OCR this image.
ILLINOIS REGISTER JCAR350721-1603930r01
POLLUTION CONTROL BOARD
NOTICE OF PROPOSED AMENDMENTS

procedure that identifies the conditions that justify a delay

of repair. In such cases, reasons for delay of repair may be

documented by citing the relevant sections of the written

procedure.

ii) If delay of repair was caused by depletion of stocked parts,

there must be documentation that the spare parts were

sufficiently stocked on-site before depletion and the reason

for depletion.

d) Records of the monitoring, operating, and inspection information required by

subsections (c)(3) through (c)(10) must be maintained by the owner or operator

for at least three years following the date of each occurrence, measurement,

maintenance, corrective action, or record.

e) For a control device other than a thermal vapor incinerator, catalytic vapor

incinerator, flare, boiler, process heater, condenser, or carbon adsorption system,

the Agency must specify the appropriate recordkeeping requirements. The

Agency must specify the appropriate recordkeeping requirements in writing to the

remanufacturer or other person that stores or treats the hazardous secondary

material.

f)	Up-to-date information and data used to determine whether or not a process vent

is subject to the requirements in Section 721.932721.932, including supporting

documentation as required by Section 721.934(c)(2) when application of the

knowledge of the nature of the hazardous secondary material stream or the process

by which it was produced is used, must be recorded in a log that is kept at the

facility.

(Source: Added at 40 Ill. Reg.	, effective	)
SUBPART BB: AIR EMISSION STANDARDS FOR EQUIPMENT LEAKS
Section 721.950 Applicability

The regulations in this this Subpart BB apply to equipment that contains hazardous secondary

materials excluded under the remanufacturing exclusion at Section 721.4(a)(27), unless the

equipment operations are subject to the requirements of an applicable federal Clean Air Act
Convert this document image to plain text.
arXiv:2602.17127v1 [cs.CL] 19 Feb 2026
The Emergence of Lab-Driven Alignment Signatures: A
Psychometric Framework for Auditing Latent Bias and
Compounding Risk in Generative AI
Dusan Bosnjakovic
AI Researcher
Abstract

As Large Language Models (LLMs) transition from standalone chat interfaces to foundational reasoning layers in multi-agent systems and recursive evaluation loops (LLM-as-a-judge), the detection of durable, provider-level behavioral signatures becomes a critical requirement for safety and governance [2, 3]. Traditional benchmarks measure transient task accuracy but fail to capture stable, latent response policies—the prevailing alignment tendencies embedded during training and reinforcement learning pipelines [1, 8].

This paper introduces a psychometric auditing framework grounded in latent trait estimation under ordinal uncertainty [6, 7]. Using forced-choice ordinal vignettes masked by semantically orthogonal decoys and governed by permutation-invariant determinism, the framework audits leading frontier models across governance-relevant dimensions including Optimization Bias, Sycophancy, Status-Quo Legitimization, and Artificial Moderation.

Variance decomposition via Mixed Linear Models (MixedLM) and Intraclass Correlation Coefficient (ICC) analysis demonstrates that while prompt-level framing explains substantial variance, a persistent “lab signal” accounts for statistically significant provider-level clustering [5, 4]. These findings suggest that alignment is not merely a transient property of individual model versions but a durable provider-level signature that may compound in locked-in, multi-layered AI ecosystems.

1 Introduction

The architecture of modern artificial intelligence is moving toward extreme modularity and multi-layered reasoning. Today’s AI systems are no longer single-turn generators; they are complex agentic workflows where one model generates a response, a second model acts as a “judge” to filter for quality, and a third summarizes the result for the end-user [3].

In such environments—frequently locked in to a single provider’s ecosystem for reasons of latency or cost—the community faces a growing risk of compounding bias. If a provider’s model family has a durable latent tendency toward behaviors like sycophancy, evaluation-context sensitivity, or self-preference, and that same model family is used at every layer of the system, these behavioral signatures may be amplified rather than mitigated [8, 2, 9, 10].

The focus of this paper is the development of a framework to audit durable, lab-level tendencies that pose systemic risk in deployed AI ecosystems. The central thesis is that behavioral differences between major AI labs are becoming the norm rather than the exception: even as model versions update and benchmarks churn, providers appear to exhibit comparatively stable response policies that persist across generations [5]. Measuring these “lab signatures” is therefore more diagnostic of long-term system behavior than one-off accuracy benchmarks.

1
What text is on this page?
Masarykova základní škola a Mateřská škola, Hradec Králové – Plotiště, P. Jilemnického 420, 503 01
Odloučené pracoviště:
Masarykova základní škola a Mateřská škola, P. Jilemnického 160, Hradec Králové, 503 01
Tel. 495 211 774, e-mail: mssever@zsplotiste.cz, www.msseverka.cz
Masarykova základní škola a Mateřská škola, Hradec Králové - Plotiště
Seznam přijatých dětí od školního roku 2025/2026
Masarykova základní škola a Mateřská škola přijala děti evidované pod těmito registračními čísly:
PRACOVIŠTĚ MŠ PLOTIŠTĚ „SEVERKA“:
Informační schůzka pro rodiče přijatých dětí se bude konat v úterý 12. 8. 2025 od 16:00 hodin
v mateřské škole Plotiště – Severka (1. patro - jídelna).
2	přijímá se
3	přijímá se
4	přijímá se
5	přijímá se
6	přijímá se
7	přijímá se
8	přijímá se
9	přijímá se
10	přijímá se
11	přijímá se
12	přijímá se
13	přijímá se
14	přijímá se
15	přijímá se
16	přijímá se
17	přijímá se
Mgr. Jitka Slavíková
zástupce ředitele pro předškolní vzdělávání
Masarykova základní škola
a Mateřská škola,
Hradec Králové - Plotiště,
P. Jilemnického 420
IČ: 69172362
------------------------------------------------------------------------
**GIVEN REQUEST**
Counting only lines of the data above that hold "specify", report the total and nothing else.

**RESPONSE TO THIS EXERCISE**
2